* [Goal]: Review the lines that follow and copy each one that contains the word "list".

* [Given records]:
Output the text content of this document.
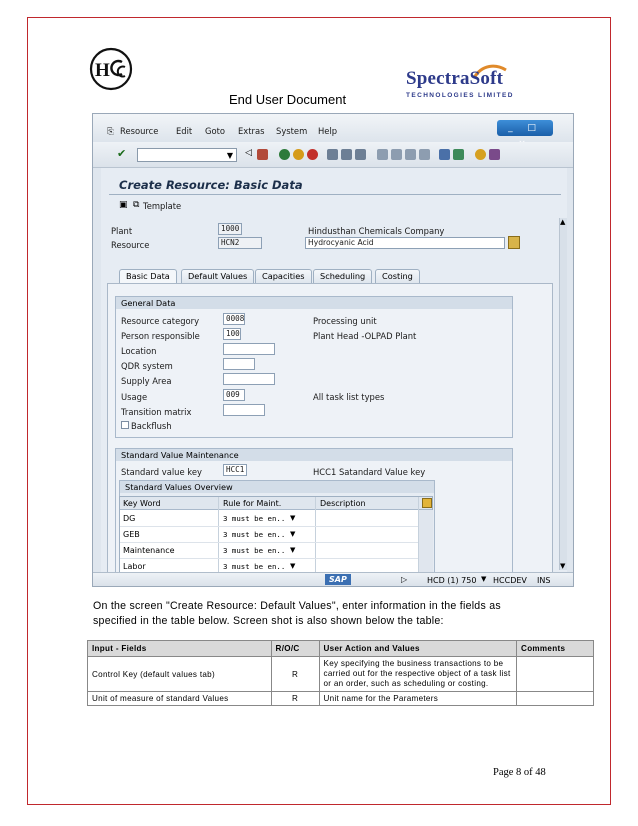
H
End User Document
SpectraSoft
TECHNOLOGIES LIMITED
⎘ Resource Edit Goto Extras System Help	_ □
✔	▼ ◁
Create Resource: Basic Data
▣ ⧉ Template
Plant	1000	Hindusthan Chemicals Company
Resource	HCN2	Hydrocyanic Acid
▲
▼
Basic Data	Default Values	Capacities	Scheduling	Costing
General Data
Resource category	0008	Processing unit
Person responsible	100	Plant Head -OLPAD Plant
Location
QDR system
Supply Area
Usage	009	All task list types
Transition matrix
Backflush
Standard Value Maintenance
Standard value key	HCC1	HCC1 Satandard Value key
Standard Values Overview
Key Word	Rule for Maint.	Description
DG	3 must be en.. ▼
GEB	3 must be en.. ▼
Maintenance	3 must be en.. ▼
Labor	3 must be en.. ▼
SAP	▷ HCD (1) 750 ▼ HCCDEV INS
On the screen "Create Resource: Default Values", enter information in the fields as specified in the table below. Screen shot is also shown below the table:
Input - Fields	R/O/C	User Action and Values	Comments
Control Key (default values tab)	R	Key specifying the business transactions to be carried out for the respective object of a task list or an order, such as scheduling or costing.	
Unit of measure of standard Values	R	Unit name for the Parameters	
Page 8 of 48
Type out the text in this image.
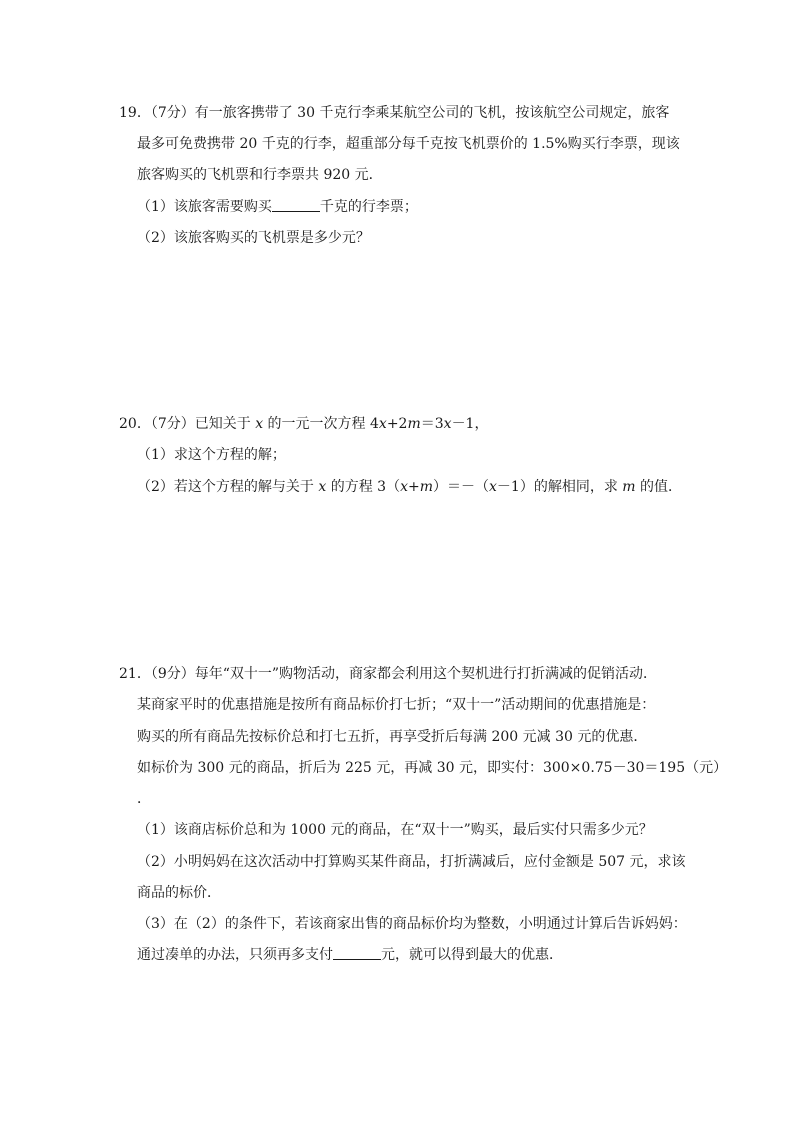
19．（7分）有一旅客携带了 30 千克行李乘某航空公司的飞机，按该航空公司规定，旅客
最多可免费携带 20 千克的行李，超重部分每千克按飞机票价的 1.5%购买行李票，现该
旅客购买的飞机票和行李票共 920 元．
（1）该旅客需要购买	千克的行李票；
（2）该旅客购买的飞机票是多少元？
20．（7分）已知关于 x 的一元一次方程 4x+2m＝3x－1，
（1）求这个方程的解；
（2）若这个方程的解与关于 x 的方程 3（x+m）＝－（x－1）的解相同，求 m 的值．
21．（9分）每年“双十一”购物活动，商家都会利用这个契机进行打折满减的促销活动．
某商家平时的优惠措施是按所有商品标价打七折；“双十一”活动期间的优惠措施是：
购买的所有商品先按标价总和打七五折，再享受折后每满 200 元减 30 元的优惠．
如标价为 300 元的商品，折后为 225 元，再减 30 元，即实付：300×0.75－30＝195（元）
．
（1）该商店标价总和为 1000 元的商品，在“双十一”购买，最后实付只需多少元？
（2）小明妈妈在这次活动中打算购买某件商品，打折满减后，应付金额是 507 元，求该
商品的标价．
（3）在（2）的条件下，若该商家出售的商品标价均为整数，小明通过计算后告诉妈妈：
通过凑单的办法，只须再多支付	元，就可以得到最大的优惠．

* [Solution to this task]:
Usage	009	All task list types
Control Key (default values tab)	R	Key specifying the business transactions to be carried out for the respective object of a task list or an order, such as scheduling or costing.	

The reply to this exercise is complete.